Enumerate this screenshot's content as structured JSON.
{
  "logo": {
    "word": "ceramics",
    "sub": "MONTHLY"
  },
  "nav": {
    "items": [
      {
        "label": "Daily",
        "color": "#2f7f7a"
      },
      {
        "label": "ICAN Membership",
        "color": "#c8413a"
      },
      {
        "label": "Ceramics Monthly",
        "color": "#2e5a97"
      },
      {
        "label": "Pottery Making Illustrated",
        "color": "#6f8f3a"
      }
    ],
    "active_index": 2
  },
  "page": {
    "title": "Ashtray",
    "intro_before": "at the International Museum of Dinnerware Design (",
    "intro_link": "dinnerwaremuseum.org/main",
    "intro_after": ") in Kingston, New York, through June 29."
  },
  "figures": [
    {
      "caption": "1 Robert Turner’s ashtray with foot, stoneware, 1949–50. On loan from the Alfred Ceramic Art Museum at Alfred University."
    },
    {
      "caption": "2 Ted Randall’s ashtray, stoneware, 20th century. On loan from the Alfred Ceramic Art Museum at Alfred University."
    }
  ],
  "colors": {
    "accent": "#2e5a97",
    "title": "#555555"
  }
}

++++++++

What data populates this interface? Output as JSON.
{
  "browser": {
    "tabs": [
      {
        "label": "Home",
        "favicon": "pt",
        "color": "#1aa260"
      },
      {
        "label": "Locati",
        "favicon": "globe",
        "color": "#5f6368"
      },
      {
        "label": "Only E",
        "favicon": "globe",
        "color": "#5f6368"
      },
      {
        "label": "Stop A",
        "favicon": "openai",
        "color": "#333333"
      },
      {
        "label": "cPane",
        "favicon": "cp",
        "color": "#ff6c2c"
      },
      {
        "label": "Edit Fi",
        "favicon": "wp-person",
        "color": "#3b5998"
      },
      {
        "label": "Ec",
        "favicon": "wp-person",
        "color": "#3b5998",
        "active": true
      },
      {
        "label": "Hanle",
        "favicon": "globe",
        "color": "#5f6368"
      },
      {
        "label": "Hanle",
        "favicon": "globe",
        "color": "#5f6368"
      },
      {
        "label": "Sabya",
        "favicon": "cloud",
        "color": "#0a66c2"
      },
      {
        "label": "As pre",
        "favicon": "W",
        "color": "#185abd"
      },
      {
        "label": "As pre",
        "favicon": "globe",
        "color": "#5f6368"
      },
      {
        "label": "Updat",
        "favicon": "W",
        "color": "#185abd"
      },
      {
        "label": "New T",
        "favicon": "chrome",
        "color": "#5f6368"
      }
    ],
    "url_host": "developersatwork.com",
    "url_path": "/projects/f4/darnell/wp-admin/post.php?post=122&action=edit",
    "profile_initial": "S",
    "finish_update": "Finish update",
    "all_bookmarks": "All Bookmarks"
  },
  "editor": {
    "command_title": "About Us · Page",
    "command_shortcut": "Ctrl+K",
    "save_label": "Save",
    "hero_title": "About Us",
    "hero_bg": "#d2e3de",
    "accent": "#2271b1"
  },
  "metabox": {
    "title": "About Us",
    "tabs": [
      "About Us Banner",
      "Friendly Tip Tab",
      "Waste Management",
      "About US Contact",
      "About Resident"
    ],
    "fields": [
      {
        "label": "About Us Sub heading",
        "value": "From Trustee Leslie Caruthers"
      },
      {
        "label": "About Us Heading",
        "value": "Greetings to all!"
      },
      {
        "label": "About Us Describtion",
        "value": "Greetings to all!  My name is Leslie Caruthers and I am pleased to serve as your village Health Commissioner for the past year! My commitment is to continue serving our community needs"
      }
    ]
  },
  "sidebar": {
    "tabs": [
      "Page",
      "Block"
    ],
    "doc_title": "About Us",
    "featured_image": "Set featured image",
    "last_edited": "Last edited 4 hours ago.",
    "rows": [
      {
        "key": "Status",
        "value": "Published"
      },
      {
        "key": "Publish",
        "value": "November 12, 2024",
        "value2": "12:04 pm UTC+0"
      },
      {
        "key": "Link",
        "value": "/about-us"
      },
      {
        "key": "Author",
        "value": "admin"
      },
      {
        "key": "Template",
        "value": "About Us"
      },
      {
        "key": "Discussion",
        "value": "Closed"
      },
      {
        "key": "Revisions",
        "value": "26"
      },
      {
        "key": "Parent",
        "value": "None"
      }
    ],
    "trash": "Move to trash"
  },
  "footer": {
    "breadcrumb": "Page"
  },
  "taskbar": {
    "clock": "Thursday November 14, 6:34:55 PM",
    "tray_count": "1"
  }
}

++++++++

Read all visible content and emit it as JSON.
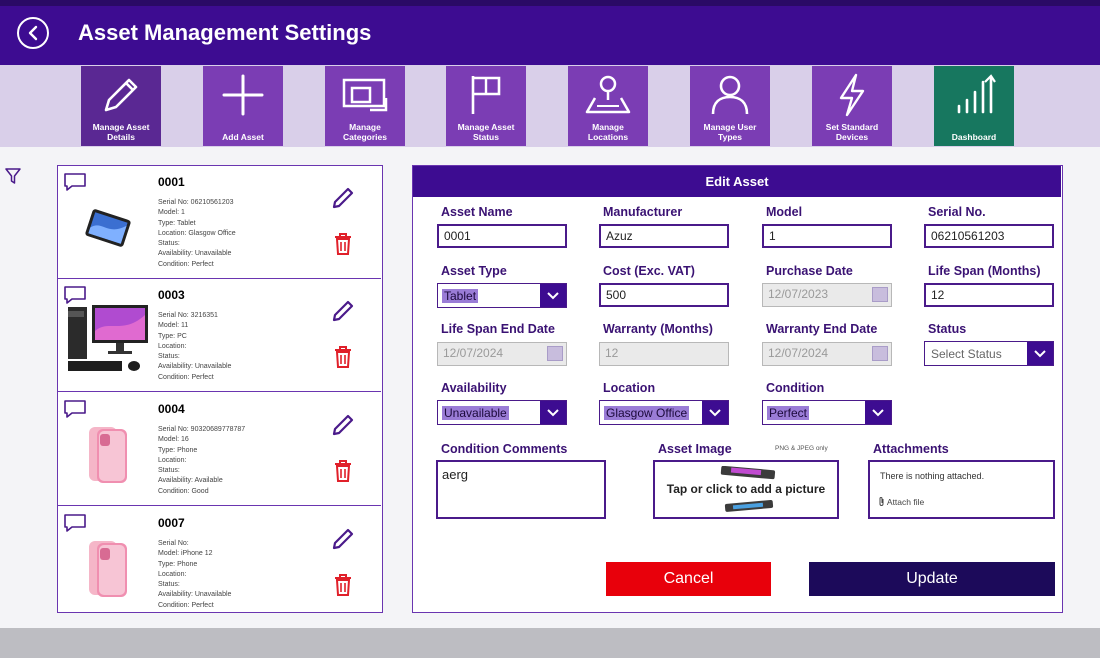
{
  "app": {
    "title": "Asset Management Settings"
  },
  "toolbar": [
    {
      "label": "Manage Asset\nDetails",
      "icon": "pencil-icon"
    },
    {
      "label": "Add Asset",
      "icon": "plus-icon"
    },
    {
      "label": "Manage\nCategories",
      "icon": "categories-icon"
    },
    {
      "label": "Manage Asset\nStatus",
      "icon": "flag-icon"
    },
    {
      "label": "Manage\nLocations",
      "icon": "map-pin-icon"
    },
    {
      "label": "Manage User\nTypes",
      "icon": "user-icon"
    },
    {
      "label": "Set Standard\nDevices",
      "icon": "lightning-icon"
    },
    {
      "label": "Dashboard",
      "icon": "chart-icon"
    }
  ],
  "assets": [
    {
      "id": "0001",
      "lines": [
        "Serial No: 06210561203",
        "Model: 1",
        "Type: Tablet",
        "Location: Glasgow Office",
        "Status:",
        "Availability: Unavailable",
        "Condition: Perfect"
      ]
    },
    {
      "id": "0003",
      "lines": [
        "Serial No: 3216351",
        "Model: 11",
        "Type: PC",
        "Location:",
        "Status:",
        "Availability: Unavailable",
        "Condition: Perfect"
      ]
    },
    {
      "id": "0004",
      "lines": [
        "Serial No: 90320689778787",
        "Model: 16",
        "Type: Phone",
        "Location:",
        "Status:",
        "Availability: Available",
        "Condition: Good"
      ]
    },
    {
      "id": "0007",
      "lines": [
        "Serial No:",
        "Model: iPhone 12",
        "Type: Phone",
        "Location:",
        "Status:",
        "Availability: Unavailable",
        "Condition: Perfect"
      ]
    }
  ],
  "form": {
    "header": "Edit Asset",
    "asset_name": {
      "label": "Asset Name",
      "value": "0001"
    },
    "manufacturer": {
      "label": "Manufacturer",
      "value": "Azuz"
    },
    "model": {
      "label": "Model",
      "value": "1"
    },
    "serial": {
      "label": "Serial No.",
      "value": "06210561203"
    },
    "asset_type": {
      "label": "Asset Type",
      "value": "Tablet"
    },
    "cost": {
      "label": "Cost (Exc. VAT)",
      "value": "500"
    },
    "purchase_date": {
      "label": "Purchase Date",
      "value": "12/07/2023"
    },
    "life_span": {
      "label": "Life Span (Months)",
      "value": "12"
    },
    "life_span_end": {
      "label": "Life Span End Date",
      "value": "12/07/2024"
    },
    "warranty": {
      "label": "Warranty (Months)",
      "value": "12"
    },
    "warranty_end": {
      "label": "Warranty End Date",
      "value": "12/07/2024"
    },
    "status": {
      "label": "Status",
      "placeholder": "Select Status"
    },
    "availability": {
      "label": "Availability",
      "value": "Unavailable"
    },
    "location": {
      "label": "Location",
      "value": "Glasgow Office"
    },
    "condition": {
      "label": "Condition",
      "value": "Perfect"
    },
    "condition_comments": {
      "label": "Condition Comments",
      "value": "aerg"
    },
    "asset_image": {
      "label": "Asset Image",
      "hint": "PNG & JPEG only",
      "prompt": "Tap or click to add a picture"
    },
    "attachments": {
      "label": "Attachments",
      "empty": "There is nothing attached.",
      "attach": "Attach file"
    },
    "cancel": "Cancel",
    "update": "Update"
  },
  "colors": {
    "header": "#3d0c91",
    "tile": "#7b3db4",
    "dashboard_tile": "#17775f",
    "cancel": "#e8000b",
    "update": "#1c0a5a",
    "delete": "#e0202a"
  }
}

++++++++

Note how many lines in the material hold the word "JSON", and give that number with nothing added.

3